[begin Dataset rows]

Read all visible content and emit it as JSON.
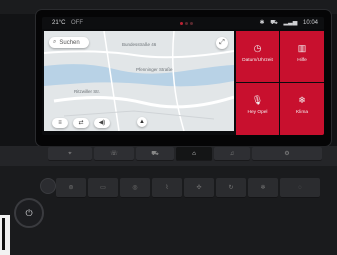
{
  "status": {
    "temperature": "21°C",
    "climate_state": "OFF",
    "time": "10:04"
  },
  "map": {
    "search_label": "Suchen",
    "labels": [
      "Bundesstraße 46",
      "Pfenninger Straße",
      "Ritzwiller Str."
    ]
  },
  "tiles": [
    {
      "label": "Datum/Uhrzeit",
      "icon": "clock-icon"
    },
    {
      "label": "Hilfe",
      "icon": "help-icon"
    },
    {
      "label": "Hey Opel",
      "icon": "microphone-icon"
    },
    {
      "label": "Klima",
      "icon": "climate-icon"
    }
  ],
  "colors": {
    "accent": "#c8102e"
  }
}
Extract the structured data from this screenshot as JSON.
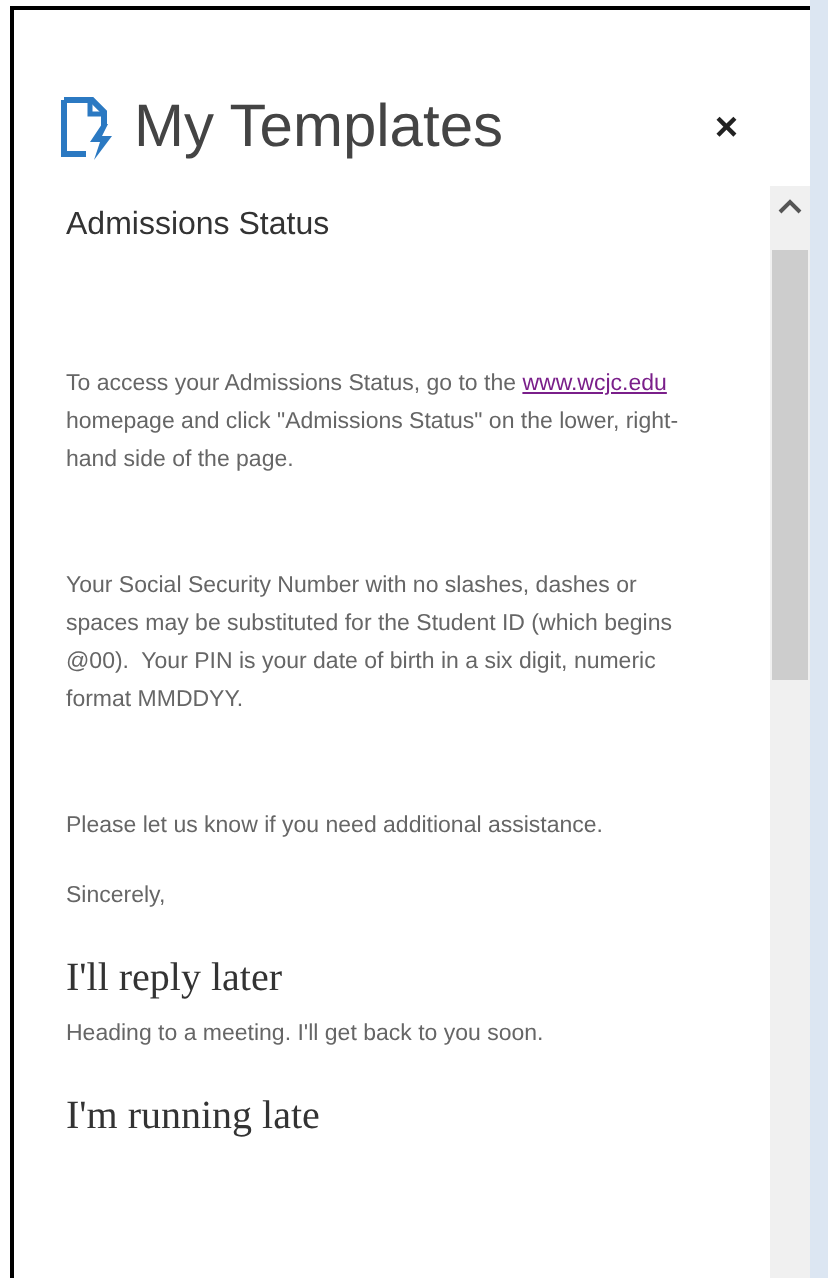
{
  "title": "My Templates",
  "close": "×",
  "templates": [
    {
      "title": "Admissions Status",
      "paragraphs": [
        {
          "kind": "link_text",
          "before": "To access your Admissions Status, go to the ",
          "link": "www.wcjc.edu",
          "after": " homepage and click \"Admissions Status\" on the lower, right-hand side of the page."
        },
        {
          "kind": "text",
          "text": "Your Social Security Number with no slashes, dashes or spaces may be substituted for the Student ID (which begins @00).  Your PIN is your date of birth in a six digit, numeric format MMDDYY."
        },
        {
          "kind": "text",
          "text": "Please let us know if you need additional assistance."
        },
        {
          "kind": "closing",
          "text": "Sincerely,"
        }
      ]
    },
    {
      "title": "I'll reply later",
      "paragraphs": [
        {
          "kind": "summary",
          "text": "Heading to a meeting. I'll get back to you soon."
        }
      ]
    },
    {
      "title": "I'm running late"
    }
  ]
}
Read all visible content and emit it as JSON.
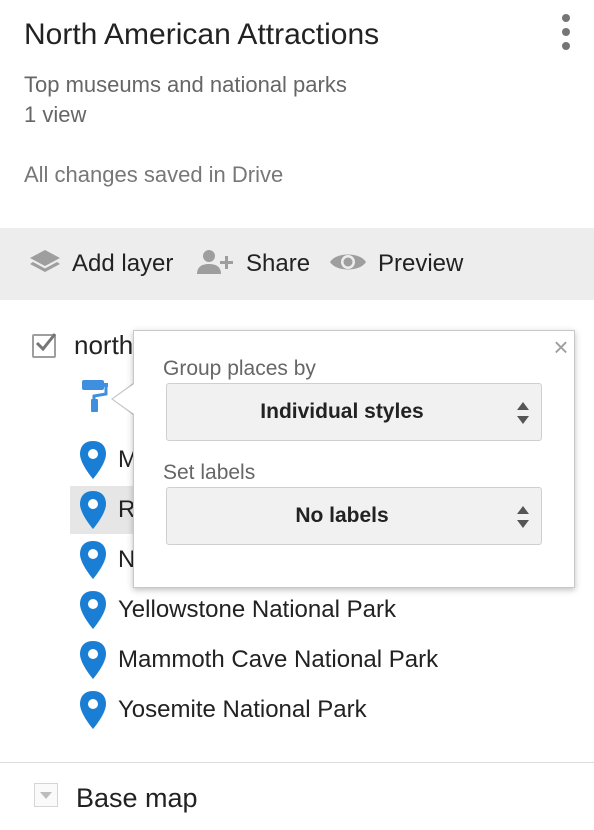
{
  "header": {
    "title": "North American Attractions",
    "description": "Top museums and national parks",
    "views": "1 view",
    "save_status": "All changes saved in Drive"
  },
  "toolbar": {
    "add_layer": "Add layer",
    "share": "Share",
    "preview": "Preview"
  },
  "layer": {
    "name": "north",
    "checked": true,
    "places": [
      {
        "label": "M",
        "selected": false
      },
      {
        "label": "R",
        "selected": true
      },
      {
        "label": "N",
        "selected": false
      },
      {
        "label": "Yellowstone National Park",
        "selected": false
      },
      {
        "label": "Mammoth Cave National Park",
        "selected": false
      },
      {
        "label": "Yosemite National Park",
        "selected": false
      }
    ]
  },
  "style_popup": {
    "group_label": "Group places by",
    "group_value": "Individual styles",
    "labels_label": "Set labels",
    "labels_value": "No labels",
    "close": "×"
  },
  "base_map": {
    "label": "Base map"
  },
  "colors": {
    "pin": "#1a7fd4",
    "toolbar_bg": "#ededed",
    "selected_row": "#e6e6e6"
  }
}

[end Dataset rows]

*What you should do*: Leave images out of the retyped records; keep all else exact.

*Answer below*:
Read all visible content and emit it as JSON.
{
  "status": {
    "temperature": "21°C",
    "climate_state": "OFF",
    "time": "10:04"
  },
  "map": {
    "search_label": "Suchen",
    "labels": [
      "Bundesstraße 46",
      "Pfenninger Straße",
      "Ritzwiller Str."
    ]
  },
  "tiles": [
    {
      "label": "Datum/Uhrzeit",
      "icon": "clock-icon"
    },
    {
      "label": "Hilfe",
      "icon": "help-icon"
    },
    {
      "label": "Hey Opel",
      "icon": "microphone-icon"
    },
    {
      "label": "Klima",
      "icon": "climate-icon"
    }
  ],
  "colors": {
    "accent": "#c8102e"
  }
}
Extract the structured data from this screenshot as JSON.
{
  "title": "My Templates",
  "close": "×",
  "templates": [
    {
      "title": "Admissions Status",
      "paragraphs": [
        {
          "kind": "link_text",
          "before": "To access your Admissions Status, go to the ",
          "link": "www.wcjc.edu",
          "after": " homepage and click \"Admissions Status\" on the lower, right-hand side of the page."
        },
        {
          "kind": "text",
          "text": "Your Social Security Number with no slashes, dashes or spaces may be substituted for the Student ID (which begins @00).  Your PIN is your date of birth in a six digit, numeric format MMDDYY."
        },
        {
          "kind": "text",
          "text": "Please let us know if you need additional assistance."
        },
        {
          "kind": "closing",
          "text": "Sincerely,"
        }
      ]
    },
    {
      "title": "I'll reply later",
      "paragraphs": [
        {
          "kind": "summary",
          "text": "Heading to a meeting. I'll get back to you soon."
        }
      ]
    },
    {
      "title": "I'm running late"
    }
  ]
}
Read all visible content and emit it as JSON.
{
  "header": {
    "title": "North American Attractions",
    "description": "Top museums and national parks",
    "views": "1 view",
    "save_status": "All changes saved in Drive"
  },
  "toolbar": {
    "add_layer": "Add layer",
    "share": "Share",
    "preview": "Preview"
  },
  "layer": {
    "name": "north",
    "checked": true,
    "places": [
      {
        "label": "M",
        "selected": false
      },
      {
        "label": "R",
        "selected": true
      },
      {
        "label": "N",
        "selected": false
      },
      {
        "label": "Yellowstone National Park",
        "selected": false
      },
      {
        "label": "Mammoth Cave National Park",
        "selected": false
      },
      {
        "label": "Yosemite National Park",
        "selected": false
      }
    ]
  },
  "style_popup": {
    "group_label": "Group places by",
    "group_value": "Individual styles",
    "labels_label": "Set labels",
    "labels_value": "No labels",
    "close": "×"
  },
  "base_map": {
    "label": "Base map"
  },
  "colors": {
    "pin": "#1a7fd4",
    "toolbar_bg": "#ededed",
    "selected_row": "#e6e6e6"
  }
}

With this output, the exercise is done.